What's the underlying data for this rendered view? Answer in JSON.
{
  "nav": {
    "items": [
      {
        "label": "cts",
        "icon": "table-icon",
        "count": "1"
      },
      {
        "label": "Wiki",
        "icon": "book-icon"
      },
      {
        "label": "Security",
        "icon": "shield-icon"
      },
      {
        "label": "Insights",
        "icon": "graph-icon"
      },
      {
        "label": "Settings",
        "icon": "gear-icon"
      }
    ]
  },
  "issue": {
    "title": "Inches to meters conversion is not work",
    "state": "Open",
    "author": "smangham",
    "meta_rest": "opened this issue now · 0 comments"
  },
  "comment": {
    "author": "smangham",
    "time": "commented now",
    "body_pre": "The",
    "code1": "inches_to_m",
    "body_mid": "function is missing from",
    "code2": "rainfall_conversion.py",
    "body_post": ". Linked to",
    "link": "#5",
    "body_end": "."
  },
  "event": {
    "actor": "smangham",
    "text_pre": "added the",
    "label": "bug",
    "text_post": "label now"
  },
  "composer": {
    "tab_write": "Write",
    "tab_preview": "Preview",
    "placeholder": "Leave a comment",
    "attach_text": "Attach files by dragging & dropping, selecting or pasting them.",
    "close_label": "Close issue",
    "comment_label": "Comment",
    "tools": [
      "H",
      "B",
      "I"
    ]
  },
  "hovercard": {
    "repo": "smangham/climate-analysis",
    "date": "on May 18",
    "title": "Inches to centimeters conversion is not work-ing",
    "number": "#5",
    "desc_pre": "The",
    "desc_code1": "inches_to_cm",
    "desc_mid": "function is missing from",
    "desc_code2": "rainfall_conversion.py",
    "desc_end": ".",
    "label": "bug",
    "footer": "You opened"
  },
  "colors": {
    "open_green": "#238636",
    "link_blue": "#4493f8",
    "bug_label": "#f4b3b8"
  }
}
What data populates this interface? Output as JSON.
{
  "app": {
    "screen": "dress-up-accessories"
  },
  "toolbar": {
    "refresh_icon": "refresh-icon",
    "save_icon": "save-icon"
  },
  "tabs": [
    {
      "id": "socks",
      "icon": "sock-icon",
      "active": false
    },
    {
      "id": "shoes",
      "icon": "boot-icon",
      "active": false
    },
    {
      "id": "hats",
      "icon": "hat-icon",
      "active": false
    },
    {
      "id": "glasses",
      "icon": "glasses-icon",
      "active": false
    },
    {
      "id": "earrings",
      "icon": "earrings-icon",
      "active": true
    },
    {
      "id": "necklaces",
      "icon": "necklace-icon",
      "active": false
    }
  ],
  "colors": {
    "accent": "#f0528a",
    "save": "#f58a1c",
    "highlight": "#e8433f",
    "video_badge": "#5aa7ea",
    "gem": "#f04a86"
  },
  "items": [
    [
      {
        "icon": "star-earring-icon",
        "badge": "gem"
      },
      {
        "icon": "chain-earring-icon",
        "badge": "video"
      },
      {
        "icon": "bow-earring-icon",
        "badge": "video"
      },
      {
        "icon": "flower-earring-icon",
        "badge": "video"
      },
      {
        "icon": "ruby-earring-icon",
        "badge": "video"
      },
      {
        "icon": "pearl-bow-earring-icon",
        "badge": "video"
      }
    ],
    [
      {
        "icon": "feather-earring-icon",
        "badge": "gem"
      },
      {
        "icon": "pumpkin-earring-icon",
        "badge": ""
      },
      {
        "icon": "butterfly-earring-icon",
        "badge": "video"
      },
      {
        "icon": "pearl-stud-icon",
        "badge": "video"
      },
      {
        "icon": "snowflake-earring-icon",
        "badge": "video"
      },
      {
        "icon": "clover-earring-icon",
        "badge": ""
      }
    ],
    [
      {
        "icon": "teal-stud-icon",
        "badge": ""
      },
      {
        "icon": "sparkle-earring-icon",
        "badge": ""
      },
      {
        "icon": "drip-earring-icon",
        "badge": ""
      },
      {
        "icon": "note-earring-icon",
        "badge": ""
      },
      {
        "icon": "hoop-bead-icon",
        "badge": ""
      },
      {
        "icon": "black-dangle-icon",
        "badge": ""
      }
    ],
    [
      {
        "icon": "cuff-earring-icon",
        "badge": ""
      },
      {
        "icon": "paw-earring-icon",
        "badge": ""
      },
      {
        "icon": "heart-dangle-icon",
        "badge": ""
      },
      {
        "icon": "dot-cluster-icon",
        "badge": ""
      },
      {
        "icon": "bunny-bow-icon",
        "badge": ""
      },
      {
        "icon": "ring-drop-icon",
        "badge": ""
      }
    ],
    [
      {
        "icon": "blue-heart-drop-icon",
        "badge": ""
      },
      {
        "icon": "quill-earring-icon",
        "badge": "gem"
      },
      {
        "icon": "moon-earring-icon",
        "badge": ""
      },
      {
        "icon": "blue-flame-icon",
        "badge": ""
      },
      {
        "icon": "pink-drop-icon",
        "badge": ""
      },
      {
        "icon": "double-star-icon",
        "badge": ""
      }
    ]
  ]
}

——

Reproduce the full listing exactly.

Correct response:
What's the underlying data for this rendered view? Answer in JSON.
{
  "nav": {
    "items": [
      {
        "label": "cts",
        "icon": "table-icon",
        "count": "1"
      },
      {
        "label": "Wiki",
        "icon": "book-icon"
      },
      {
        "label": "Security",
        "icon": "shield-icon"
      },
      {
        "label": "Insights",
        "icon": "graph-icon"
      },
      {
        "label": "Settings",
        "icon": "gear-icon"
      }
    ]
  },
  "issue": {
    "title": "Inches to meters conversion is not work",
    "state": "Open",
    "author": "smangham",
    "meta_rest": "opened this issue now · 0 comments"
  },
  "comment": {
    "author": "smangham",
    "time": "commented now",
    "body_pre": "The",
    "code1": "inches_to_m",
    "body_mid": "function is missing from",
    "code2": "rainfall_conversion.py",
    "body_post": ". Linked to",
    "link": "#5",
    "body_end": "."
  },
  "event": {
    "actor": "smangham",
    "text_pre": "added the",
    "label": "bug",
    "text_post": "label now"
  },
  "composer": {
    "tab_write": "Write",
    "tab_preview": "Preview",
    "placeholder": "Leave a comment",
    "attach_text": "Attach files by dragging & dropping, selecting or pasting them.",
    "close_label": "Close issue",
    "comment_label": "Comment",
    "tools": [
      "H",
      "B",
      "I"
    ]
  },
  "hovercard": {
    "repo": "smangham/climate-analysis",
    "date": "on May 18",
    "title": "Inches to centimeters conversion is not work-ing",
    "number": "#5",
    "desc_pre": "The",
    "desc_code1": "inches_to_cm",
    "desc_mid": "function is missing from",
    "desc_code2": "rainfall_conversion.py",
    "desc_end": ".",
    "label": "bug",
    "footer": "You opened"
  },
  "colors": {
    "open_green": "#238636",
    "link_blue": "#4493f8",
    "bug_label": "#f4b3b8"
  }
}
What data populates this interface? Output as JSON.
{
  "app": {
    "screen": "dress-up-accessories"
  },
  "toolbar": {
    "refresh_icon": "refresh-icon",
    "save_icon": "save-icon"
  },
  "tabs": [
    {
      "id": "socks",
      "icon": "sock-icon",
      "active": false
    },
    {
      "id": "shoes",
      "icon": "boot-icon",
      "active": false
    },
    {
      "id": "hats",
      "icon": "hat-icon",
      "active": false
    },
    {
      "id": "glasses",
      "icon": "glasses-icon",
      "active": false
    },
    {
      "id": "earrings",
      "icon": "earrings-icon",
      "active": true
    },
    {
      "id": "necklaces",
      "icon": "necklace-icon",
      "active": false
    }
  ],
  "colors": {
    "accent": "#f0528a",
    "save": "#f58a1c",
    "highlight": "#e8433f",
    "video_badge": "#5aa7ea",
    "gem": "#f04a86"
  },
  "items": [
    [
      {
        "icon": "star-earring-icon",
        "badge": "gem"
      },
      {
        "icon": "chain-earring-icon",
        "badge": "video"
      },
      {
        "icon": "bow-earring-icon",
        "badge": "video"
      },
      {
        "icon": "flower-earring-icon",
        "badge": "video"
      },
      {
        "icon": "ruby-earring-icon",
        "badge": "video"
      },
      {
        "icon": "pearl-bow-earring-icon",
        "badge": "video"
      }
    ],
    [
      {
        "icon": "feather-earring-icon",
        "badge": "gem"
      },
      {
        "icon": "pumpkin-earring-icon",
        "badge": ""
      },
      {
        "icon": "butterfly-earring-icon",
        "badge": "video"
      },
      {
        "icon": "pearl-stud-icon",
        "badge": "video"
      },
      {
        "icon": "snowflake-earring-icon",
        "badge": "video"
      },
      {
        "icon": "clover-earring-icon",
        "badge": ""
      }
    ],
    [
      {
        "icon": "teal-stud-icon",
        "badge": ""
      },
      {
        "icon": "sparkle-earring-icon",
        "badge": ""
      },
      {
        "icon": "drip-earring-icon",
        "badge": ""
      },
      {
        "icon": "note-earring-icon",
        "badge": ""
      },
      {
        "icon": "hoop-bead-icon",
        "badge": ""
      },
      {
        "icon": "black-dangle-icon",
        "badge": ""
      }
    ],
    [
      {
        "icon": "cuff-earring-icon",
        "badge": ""
      },
      {
        "icon": "paw-earring-icon",
        "badge": ""
      },
      {
        "icon": "heart-dangle-icon",
        "badge": ""
      },
      {
        "icon": "dot-cluster-icon",
        "badge": ""
      },
      {
        "icon": "bunny-bow-icon",
        "badge": ""
      },
      {
        "icon": "ring-drop-icon",
        "badge": ""
      }
    ],
    [
      {
        "icon": "blue-heart-drop-icon",
        "badge": ""
      },
      {
        "icon": "quill-earring-icon",
        "badge": "gem"
      },
      {
        "icon": "moon-earring-icon",
        "badge": ""
      },
      {
        "icon": "blue-flame-icon",
        "badge": ""
      },
      {
        "icon": "pink-drop-icon",
        "badge": ""
      },
      {
        "icon": "double-star-icon",
        "badge": ""
      }
    ]
  ]
}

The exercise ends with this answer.